Exercise description:
Please write out the material that follows, exactly as it stands.
--- START OF Task input ---
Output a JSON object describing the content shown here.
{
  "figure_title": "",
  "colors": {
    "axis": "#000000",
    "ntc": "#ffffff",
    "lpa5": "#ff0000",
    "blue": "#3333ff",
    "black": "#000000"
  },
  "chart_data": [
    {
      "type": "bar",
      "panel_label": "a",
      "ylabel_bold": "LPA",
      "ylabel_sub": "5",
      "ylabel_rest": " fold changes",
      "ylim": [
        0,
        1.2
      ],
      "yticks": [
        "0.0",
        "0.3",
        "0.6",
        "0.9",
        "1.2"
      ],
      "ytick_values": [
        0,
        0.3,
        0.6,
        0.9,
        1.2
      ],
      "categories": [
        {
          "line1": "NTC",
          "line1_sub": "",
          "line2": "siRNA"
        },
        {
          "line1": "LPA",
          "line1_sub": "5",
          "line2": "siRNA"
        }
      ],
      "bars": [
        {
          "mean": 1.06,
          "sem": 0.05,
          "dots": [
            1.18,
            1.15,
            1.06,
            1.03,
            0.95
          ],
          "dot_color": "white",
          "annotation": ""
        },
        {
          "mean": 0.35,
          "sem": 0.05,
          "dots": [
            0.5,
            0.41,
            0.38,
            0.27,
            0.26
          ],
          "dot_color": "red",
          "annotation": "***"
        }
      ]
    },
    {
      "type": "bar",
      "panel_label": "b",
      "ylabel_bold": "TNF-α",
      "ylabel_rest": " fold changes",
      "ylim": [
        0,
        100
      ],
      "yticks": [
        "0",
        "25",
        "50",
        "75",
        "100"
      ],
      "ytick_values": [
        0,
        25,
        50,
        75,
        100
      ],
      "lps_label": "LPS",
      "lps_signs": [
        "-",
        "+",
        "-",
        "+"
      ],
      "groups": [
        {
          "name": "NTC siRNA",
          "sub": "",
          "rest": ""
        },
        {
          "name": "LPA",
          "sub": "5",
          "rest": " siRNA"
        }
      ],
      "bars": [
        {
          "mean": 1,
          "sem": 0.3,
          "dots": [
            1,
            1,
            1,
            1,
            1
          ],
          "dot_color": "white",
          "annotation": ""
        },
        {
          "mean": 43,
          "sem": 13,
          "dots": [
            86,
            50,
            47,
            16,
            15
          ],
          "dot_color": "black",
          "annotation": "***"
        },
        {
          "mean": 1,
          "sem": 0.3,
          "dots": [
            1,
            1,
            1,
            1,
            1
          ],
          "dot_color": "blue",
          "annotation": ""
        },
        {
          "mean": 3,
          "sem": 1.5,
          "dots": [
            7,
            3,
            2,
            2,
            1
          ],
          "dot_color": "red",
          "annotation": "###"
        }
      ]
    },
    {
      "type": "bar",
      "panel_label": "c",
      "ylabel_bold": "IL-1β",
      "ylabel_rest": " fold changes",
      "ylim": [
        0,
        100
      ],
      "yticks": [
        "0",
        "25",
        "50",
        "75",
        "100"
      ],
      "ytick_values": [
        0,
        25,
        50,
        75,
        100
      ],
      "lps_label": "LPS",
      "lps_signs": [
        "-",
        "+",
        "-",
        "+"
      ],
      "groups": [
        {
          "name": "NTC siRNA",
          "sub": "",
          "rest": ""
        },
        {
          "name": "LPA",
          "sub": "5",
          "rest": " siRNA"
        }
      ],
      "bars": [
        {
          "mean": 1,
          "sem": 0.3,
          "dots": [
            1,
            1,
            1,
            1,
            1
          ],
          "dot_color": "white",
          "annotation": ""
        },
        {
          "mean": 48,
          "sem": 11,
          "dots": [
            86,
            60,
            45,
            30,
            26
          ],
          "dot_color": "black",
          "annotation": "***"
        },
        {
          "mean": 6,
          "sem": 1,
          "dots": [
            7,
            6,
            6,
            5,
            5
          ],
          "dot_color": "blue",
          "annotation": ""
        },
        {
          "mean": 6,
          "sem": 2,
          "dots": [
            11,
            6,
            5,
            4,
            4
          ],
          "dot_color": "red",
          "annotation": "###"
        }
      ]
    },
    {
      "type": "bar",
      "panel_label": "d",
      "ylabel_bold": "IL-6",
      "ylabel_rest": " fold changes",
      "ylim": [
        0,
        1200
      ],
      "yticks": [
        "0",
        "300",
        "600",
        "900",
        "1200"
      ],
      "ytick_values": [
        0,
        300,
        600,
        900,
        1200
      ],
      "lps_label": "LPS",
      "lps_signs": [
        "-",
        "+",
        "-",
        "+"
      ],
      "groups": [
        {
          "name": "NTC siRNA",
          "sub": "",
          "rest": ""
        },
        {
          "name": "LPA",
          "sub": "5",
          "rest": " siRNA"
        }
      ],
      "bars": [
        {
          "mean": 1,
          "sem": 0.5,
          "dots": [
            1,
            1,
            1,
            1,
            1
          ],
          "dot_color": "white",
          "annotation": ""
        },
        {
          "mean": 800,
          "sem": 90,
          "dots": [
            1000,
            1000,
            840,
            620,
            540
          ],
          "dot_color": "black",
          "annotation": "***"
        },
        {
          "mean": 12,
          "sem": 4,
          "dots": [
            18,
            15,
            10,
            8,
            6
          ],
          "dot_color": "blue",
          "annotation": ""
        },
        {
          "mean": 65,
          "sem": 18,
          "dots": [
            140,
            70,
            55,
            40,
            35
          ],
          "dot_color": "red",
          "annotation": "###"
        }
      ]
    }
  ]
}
--- END OF Task input ---
Response to the exercise:
Output a JSON object describing the content shown here.
{
  "figure_title": "",
  "colors": {
    "axis": "#000000",
    "ntc": "#ffffff",
    "lpa5": "#ff0000",
    "blue": "#3333ff",
    "black": "#000000"
  },
  "chart_data": [
    {
      "type": "bar",
      "panel_label": "a",
      "ylabel_bold": "LPA",
      "ylabel_sub": "5",
      "ylabel_rest": " fold changes",
      "ylim": [
        0,
        1.2
      ],
      "yticks": [
        "0.0",
        "0.3",
        "0.6",
        "0.9",
        "1.2"
      ],
      "ytick_values": [
        0,
        0.3,
        0.6,
        0.9,
        1.2
      ],
      "categories": [
        {
          "line1": "NTC",
          "line1_sub": "",
          "line2": "siRNA"
        },
        {
          "line1": "LPA",
          "line1_sub": "5",
          "line2": "siRNA"
        }
      ],
      "bars": [
        {
          "mean": 1.06,
          "sem": 0.05,
          "dots": [
            1.18,
            1.15,
            1.06,
            1.03,
            0.95
          ],
          "dot_color": "white",
          "annotation": ""
        },
        {
          "mean": 0.35,
          "sem": 0.05,
          "dots": [
            0.5,
            0.41,
            0.38,
            0.27,
            0.26
          ],
          "dot_color": "red",
          "annotation": "***"
        }
      ]
    },
    {
      "type": "bar",
      "panel_label": "b",
      "ylabel_bold": "TNF-α",
      "ylabel_rest": " fold changes",
      "ylim": [
        0,
        100
      ],
      "yticks": [
        "0",
        "25",
        "50",
        "75",
        "100"
      ],
      "ytick_values": [
        0,
        25,
        50,
        75,
        100
      ],
      "lps_label": "LPS",
      "lps_signs": [
        "-",
        "+",
        "-",
        "+"
      ],
      "groups": [
        {
          "name": "NTC siRNA",
          "sub": "",
          "rest": ""
        },
        {
          "name": "LPA",
          "sub": "5",
          "rest": " siRNA"
        }
      ],
      "bars": [
        {
          "mean": 1,
          "sem": 0.3,
          "dots": [
            1,
            1,
            1,
            1,
            1
          ],
          "dot_color": "white",
          "annotation": ""
        },
        {
          "mean": 43,
          "sem": 13,
          "dots": [
            86,
            50,
            47,
            16,
            15
          ],
          "dot_color": "black",
          "annotation": "***"
        },
        {
          "mean": 1,
          "sem": 0.3,
          "dots": [
            1,
            1,
            1,
            1,
            1
          ],
          "dot_color": "blue",
          "annotation": ""
        },
        {
          "mean": 3,
          "sem": 1.5,
          "dots": [
            7,
            3,
            2,
            2,
            1
          ],
          "dot_color": "red",
          "annotation": "###"
        }
      ]
    },
    {
      "type": "bar",
      "panel_label": "c",
      "ylabel_bold": "IL-1β",
      "ylabel_rest": " fold changes",
      "ylim": [
        0,
        100
      ],
      "yticks": [
        "0",
        "25",
        "50",
        "75",
        "100"
      ],
      "ytick_values": [
        0,
        25,
        50,
        75,
        100
      ],
      "lps_label": "LPS",
      "lps_signs": [
        "-",
        "+",
        "-",
        "+"
      ],
      "groups": [
        {
          "name": "NTC siRNA",
          "sub": "",
          "rest": ""
        },
        {
          "name": "LPA",
          "sub": "5",
          "rest": " siRNA"
        }
      ],
      "bars": [
        {
          "mean": 1,
          "sem": 0.3,
          "dots": [
            1,
            1,
            1,
            1,
            1
          ],
          "dot_color": "white",
          "annotation": ""
        },
        {
          "mean": 48,
          "sem": 11,
          "dots": [
            86,
            60,
            45,
            30,
            26
          ],
          "dot_color": "black",
          "annotation": "***"
        },
        {
          "mean": 6,
          "sem": 1,
          "dots": [
            7,
            6,
            6,
            5,
            5
          ],
          "dot_color": "blue",
          "annotation": ""
        },
        {
          "mean": 6,
          "sem": 2,
          "dots": [
            11,
            6,
            5,
            4,
            4
          ],
          "dot_color": "red",
          "annotation": "###"
        }
      ]
    },
    {
      "type": "bar",
      "panel_label": "d",
      "ylabel_bold": "IL-6",
      "ylabel_rest": " fold changes",
      "ylim": [
        0,
        1200
      ],
      "yticks": [
        "0",
        "300",
        "600",
        "900",
        "1200"
      ],
      "ytick_values": [
        0,
        300,
        600,
        900,
        1200
      ],
      "lps_label": "LPS",
      "lps_signs": [
        "-",
        "+",
        "-",
        "+"
      ],
      "groups": [
        {
          "name": "NTC siRNA",
          "sub": "",
          "rest": ""
        },
        {
          "name": "LPA",
          "sub": "5",
          "rest": " siRNA"
        }
      ],
      "bars": [
        {
          "mean": 1,
          "sem": 0.5,
          "dots": [
            1,
            1,
            1,
            1,
            1
          ],
          "dot_color": "white",
          "annotation": ""
        },
        {
          "mean": 800,
          "sem": 90,
          "dots": [
            1000,
            1000,
            840,
            620,
            540
          ],
          "dot_color": "black",
          "annotation": "***"
        },
        {
          "mean": 12,
          "sem": 4,
          "dots": [
            18,
            15,
            10,
            8,
            6
          ],
          "dot_color": "blue",
          "annotation": ""
        },
        {
          "mean": 65,
          "sem": 18,
          "dots": [
            140,
            70,
            55,
            40,
            35
          ],
          "dot_color": "red",
          "annotation": "###"
        }
      ]
    }
  ]
}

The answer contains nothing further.